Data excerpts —
----

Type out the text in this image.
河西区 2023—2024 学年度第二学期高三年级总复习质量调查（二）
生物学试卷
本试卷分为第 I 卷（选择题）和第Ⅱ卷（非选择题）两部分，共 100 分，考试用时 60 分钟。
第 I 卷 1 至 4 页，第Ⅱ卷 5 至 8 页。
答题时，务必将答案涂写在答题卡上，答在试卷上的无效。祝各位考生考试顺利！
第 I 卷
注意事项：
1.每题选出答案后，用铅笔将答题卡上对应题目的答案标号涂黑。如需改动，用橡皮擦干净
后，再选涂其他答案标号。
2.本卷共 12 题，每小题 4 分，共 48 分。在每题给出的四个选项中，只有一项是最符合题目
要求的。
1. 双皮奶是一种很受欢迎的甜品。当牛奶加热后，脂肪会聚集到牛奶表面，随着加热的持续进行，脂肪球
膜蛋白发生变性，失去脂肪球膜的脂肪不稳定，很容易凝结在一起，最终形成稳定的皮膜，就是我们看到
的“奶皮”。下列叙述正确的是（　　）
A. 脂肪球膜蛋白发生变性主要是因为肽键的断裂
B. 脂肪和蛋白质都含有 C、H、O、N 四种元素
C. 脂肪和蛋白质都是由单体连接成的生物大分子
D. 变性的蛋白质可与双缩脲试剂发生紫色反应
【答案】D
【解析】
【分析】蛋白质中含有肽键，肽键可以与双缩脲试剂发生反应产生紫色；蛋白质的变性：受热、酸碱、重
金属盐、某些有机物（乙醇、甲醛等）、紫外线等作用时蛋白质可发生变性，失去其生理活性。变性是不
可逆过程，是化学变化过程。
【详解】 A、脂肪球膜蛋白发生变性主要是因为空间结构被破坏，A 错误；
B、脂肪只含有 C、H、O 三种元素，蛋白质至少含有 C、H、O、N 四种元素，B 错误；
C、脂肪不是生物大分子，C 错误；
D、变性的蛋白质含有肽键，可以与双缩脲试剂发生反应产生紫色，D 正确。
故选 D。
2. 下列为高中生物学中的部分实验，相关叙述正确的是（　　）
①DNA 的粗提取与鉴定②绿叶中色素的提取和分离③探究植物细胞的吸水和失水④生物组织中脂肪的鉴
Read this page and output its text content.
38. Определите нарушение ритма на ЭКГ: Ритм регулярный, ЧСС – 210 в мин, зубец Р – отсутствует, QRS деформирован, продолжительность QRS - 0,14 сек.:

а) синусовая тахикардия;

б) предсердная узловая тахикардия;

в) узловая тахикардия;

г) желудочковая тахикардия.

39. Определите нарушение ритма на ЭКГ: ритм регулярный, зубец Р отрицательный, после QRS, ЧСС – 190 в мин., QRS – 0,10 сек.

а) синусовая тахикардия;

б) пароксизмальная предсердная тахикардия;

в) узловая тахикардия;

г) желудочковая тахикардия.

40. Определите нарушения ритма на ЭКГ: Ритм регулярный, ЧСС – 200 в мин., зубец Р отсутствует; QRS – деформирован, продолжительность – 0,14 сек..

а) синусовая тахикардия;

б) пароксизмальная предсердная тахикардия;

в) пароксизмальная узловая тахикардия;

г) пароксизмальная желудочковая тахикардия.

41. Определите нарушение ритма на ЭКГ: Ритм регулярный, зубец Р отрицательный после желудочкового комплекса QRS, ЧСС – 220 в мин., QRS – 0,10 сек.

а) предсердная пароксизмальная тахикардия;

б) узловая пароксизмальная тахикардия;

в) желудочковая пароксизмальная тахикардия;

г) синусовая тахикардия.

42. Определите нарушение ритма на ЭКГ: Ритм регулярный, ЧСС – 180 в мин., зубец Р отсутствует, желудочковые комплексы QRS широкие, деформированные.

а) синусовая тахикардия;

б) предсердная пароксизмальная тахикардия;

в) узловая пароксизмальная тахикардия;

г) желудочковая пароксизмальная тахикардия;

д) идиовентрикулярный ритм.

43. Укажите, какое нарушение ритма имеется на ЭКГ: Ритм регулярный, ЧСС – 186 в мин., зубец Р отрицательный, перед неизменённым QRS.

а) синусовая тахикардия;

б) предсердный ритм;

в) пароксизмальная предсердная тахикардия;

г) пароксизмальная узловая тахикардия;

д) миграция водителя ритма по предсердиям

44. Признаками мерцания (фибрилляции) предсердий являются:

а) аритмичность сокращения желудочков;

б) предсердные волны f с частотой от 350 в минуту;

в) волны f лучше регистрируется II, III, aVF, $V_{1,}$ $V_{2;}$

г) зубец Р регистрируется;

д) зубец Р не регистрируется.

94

----

Directive —
Only the number is wanted: how many lines in the preceding entries hold the string "продолжительность"?

Task response —
2